:: OPDRACHTEISEN ::
Schrijf alle onderstaande gegevens regel voor regel letterlijk over. Laat de afbeeldingen daarbij weg.
§
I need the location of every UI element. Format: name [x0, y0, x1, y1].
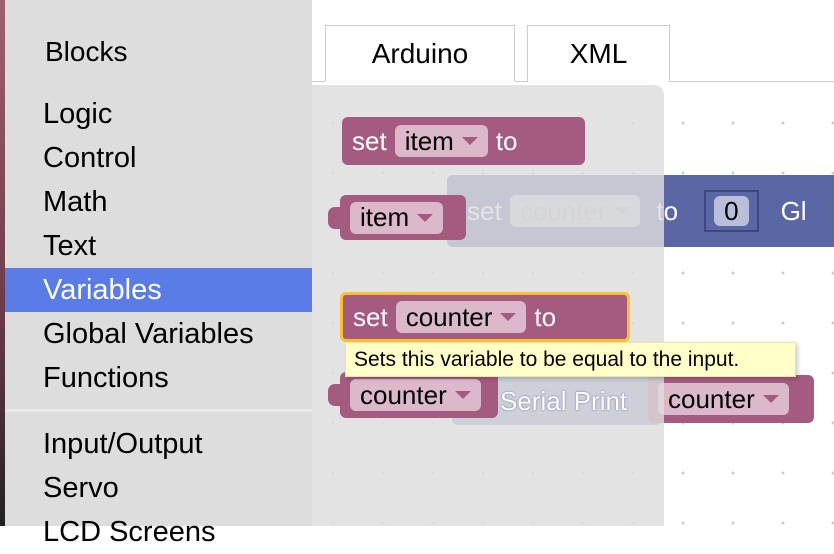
category-input-output[interactable]: Input/Output [5, 422, 312, 466]
variable-dropdown[interactable]: item [350, 201, 444, 234]
category-lcd-screens[interactable]: LCD Screens [5, 510, 312, 554]
variable-dropdown[interactable]: counter [658, 383, 789, 415]
tab-arduino[interactable]: Arduino [325, 25, 515, 83]
chevron-down-icon [454, 391, 471, 399]
block-text: set [353, 301, 388, 332]
number-input-socket[interactable]: 0 [704, 190, 759, 232]
dropdown-value: counter [405, 301, 493, 332]
counter-variable-block[interactable]: counter [648, 375, 814, 423]
category-global-variables[interactable]: Global Variables [5, 312, 312, 356]
output-connector [328, 207, 342, 229]
block-text: to [495, 125, 518, 156]
dropdown-value: counter [668, 383, 755, 414]
number-field[interactable]: 0 [714, 196, 749, 226]
blocks-header: Blocks [45, 36, 128, 67]
tooltip: Sets this variable to be equal to the in… [345, 342, 796, 377]
block-text: to [534, 301, 557, 332]
set-item-block[interactable]: set item to [342, 117, 585, 165]
block-text: Gl [780, 195, 807, 226]
output-connector [328, 384, 342, 406]
set-counter-block-selected[interactable]: set counter to [340, 292, 630, 342]
category-math[interactable]: Math [5, 180, 312, 224]
category-control[interactable]: Control [5, 136, 312, 180]
category-sidebar: Blocks Logic Control Math Text Variables… [5, 0, 312, 548]
category-logic[interactable]: Logic [5, 92, 312, 136]
chevron-down-icon [762, 395, 779, 403]
category-functions[interactable]: Functions [5, 356, 312, 400]
category-text[interactable]: Text [5, 224, 312, 268]
chevron-down-icon [500, 313, 517, 321]
variable-dropdown[interactable]: counter [395, 301, 527, 333]
serial-print-label: Serial Print [500, 386, 628, 416]
dropdown-value: counter [360, 379, 447, 410]
dropdown-value: item [360, 202, 410, 232]
variable-dropdown[interactable]: counter [350, 379, 481, 411]
tab-xml[interactable]: XML [527, 25, 670, 83]
chevron-down-icon [417, 213, 434, 222]
chevron-down-icon [461, 137, 478, 145]
tab-bar: Arduino XML [312, 0, 834, 83]
counter-getter-block[interactable]: counter [328, 372, 498, 418]
category-servo[interactable]: Servo [5, 466, 312, 510]
dropdown-value: item [404, 125, 454, 156]
variable-dropdown[interactable]: item [394, 125, 488, 157]
divider [5, 409, 312, 412]
item-getter-block[interactable]: item [328, 195, 466, 240]
block-text: set [352, 125, 387, 156]
category-variables[interactable]: Variables [5, 268, 312, 312]
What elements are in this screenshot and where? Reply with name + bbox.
§
:: UITWERKING OPDRACHT ::
I need the location of every UI element. Format: name [x0, y0, x1, y1].
category-input-output[interactable]: Input/Output [5, 422, 312, 466]
variable-dropdown[interactable]: item [350, 201, 444, 234]
category-lcd-screens[interactable]: LCD Screens [5, 510, 312, 554]
variable-dropdown[interactable]: counter [658, 383, 789, 415]
tab-arduino[interactable]: Arduino [325, 25, 515, 83]
chevron-down-icon [454, 391, 471, 399]
block-text: set [353, 301, 388, 332]
number-input-socket[interactable]: 0 [704, 190, 759, 232]
dropdown-value: counter [405, 301, 493, 332]
counter-variable-block[interactable]: counter [648, 375, 814, 423]
category-global-variables[interactable]: Global Variables [5, 312, 312, 356]
output-connector [328, 207, 342, 229]
block-text: to [495, 125, 518, 156]
dropdown-value: counter [668, 383, 755, 414]
number-field[interactable]: 0 [714, 196, 749, 226]
blocks-header: Blocks [45, 36, 128, 67]
tooltip: Sets this variable to be equal to the in… [345, 342, 796, 377]
block-text: to [534, 301, 557, 332]
set-item-block[interactable]: set item to [342, 117, 585, 165]
block-text: Gl [780, 195, 807, 226]
output-connector [328, 384, 342, 406]
set-counter-block-selected[interactable]: set counter to [340, 292, 630, 342]
category-math[interactable]: Math [5, 180, 312, 224]
category-control[interactable]: Control [5, 136, 312, 180]
category-sidebar: Blocks Logic Control Math Text Variables… [5, 0, 312, 548]
category-logic[interactable]: Logic [5, 92, 312, 136]
chevron-down-icon [762, 395, 779, 403]
category-functions[interactable]: Functions [5, 356, 312, 400]
category-text[interactable]: Text [5, 224, 312, 268]
chevron-down-icon [500, 313, 517, 321]
variable-dropdown[interactable]: counter [395, 301, 527, 333]
serial-print-label: Serial Print [500, 386, 628, 416]
dropdown-value: counter [360, 379, 447, 410]
dropdown-value: item [360, 202, 410, 232]
variable-dropdown[interactable]: counter [350, 379, 481, 411]
tab-xml[interactable]: XML [527, 25, 670, 83]
chevron-down-icon [417, 213, 434, 222]
chevron-down-icon [461, 137, 478, 145]
tab-bar: Arduino XML [312, 0, 834, 83]
counter-getter-block[interactable]: counter [328, 372, 498, 418]
category-servo[interactable]: Servo [5, 466, 312, 510]
dropdown-value: item [404, 125, 454, 156]
variable-dropdown[interactable]: item [394, 125, 488, 157]
divider [5, 409, 312, 412]
item-getter-block[interactable]: item [328, 195, 466, 240]
block-text: set [352, 125, 387, 156]
category-variables[interactable]: Variables [5, 268, 312, 312]
What elements are in this screenshot and where? Reply with name + bbox.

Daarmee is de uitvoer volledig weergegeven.